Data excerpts
>>>>>

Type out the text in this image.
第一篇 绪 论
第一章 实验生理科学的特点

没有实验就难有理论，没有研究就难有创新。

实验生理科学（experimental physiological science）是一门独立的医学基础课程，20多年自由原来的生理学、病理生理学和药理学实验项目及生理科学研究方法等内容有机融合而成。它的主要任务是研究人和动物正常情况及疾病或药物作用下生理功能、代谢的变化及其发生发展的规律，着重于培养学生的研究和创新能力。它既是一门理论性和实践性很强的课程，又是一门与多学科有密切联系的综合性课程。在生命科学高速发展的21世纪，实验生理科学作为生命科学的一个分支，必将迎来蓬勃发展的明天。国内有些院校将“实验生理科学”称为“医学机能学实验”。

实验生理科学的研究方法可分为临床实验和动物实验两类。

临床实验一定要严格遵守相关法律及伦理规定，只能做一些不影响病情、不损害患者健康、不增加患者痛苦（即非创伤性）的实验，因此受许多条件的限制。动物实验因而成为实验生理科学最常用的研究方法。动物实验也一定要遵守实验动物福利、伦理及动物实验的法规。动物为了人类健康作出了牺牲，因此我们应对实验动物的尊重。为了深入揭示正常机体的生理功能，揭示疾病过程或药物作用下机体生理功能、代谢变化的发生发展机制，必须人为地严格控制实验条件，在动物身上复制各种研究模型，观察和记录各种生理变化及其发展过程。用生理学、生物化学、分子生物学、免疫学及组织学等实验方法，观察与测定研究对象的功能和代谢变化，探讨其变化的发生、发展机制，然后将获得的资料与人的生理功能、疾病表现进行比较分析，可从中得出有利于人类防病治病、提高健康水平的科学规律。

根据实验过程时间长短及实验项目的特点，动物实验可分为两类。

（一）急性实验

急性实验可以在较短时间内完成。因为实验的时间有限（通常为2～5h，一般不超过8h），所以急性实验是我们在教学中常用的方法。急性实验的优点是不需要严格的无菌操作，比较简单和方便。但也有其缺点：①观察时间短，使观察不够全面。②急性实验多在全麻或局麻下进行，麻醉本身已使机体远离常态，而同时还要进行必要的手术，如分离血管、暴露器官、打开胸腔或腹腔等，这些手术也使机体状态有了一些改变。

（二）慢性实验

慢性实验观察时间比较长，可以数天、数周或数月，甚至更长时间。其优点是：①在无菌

<<<<<

• WORK INSTRUCTIONS: Quote the data in full, keeping each word unchanged.

• TASK ANSWER:
Type out the text in this image.
第一篇 绪 论
第一章 实验生理科学的特点

没有实验就难有理论，没有研究就难有创新。

实验生理科学（experimental physiological science）是一门独立的医学基础课程，20多年自由原来的生理学、病理生理学和药理学实验项目及生理科学研究方法等内容有机融合而成。它的主要任务是研究人和动物正常情况及疾病或药物作用下生理功能、代谢的变化及其发生发展的规律，着重于培养学生的研究和创新能力。它既是一门理论性和实践性很强的课程，又是一门与多学科有密切联系的综合性课程。在生命科学高速发展的21世纪，实验生理科学作为生命科学的一个分支，必将迎来蓬勃发展的明天。国内有些院校将“实验生理科学”称为“医学机能学实验”。

实验生理科学的研究方法可分为临床实验和动物实验两类。

临床实验一定要严格遵守相关法律及伦理规定，只能做一些不影响病情、不损害患者健康、不增加患者痛苦（即非创伤性）的实验，因此受许多条件的限制。动物实验因而成为实验生理科学最常用的研究方法。动物实验也一定要遵守实验动物福利、伦理及动物实验的法规。动物为了人类健康作出了牺牲，因此我们应对实验动物的尊重。为了深入揭示正常机体的生理功能，揭示疾病过程或药物作用下机体生理功能、代谢变化的发生发展机制，必须人为地严格控制实验条件，在动物身上复制各种研究模型，观察和记录各种生理变化及其发展过程。用生理学、生物化学、分子生物学、免疫学及组织学等实验方法，观察与测定研究对象的功能和代谢变化，探讨其变化的发生、发展机制，然后将获得的资料与人的生理功能、疾病表现进行比较分析，可从中得出有利于人类防病治病、提高健康水平的科学规律。

根据实验过程时间长短及实验项目的特点，动物实验可分为两类。

（一）急性实验

急性实验可以在较短时间内完成。因为实验的时间有限（通常为2～5h，一般不超过8h），所以急性实验是我们在教学中常用的方法。急性实验的优点是不需要严格的无菌操作，比较简单和方便。但也有其缺点：①观察时间短，使观察不够全面。②急性实验多在全麻或局麻下进行，麻醉本身已使机体远离常态，而同时还要进行必要的手术，如分离血管、暴露器官、打开胸腔或腹腔等，这些手术也使机体状态有了一些改变。

（二）慢性实验

慢性实验观察时间比较长，可以数天、数周或数月，甚至更长时间。其优点是：①在无菌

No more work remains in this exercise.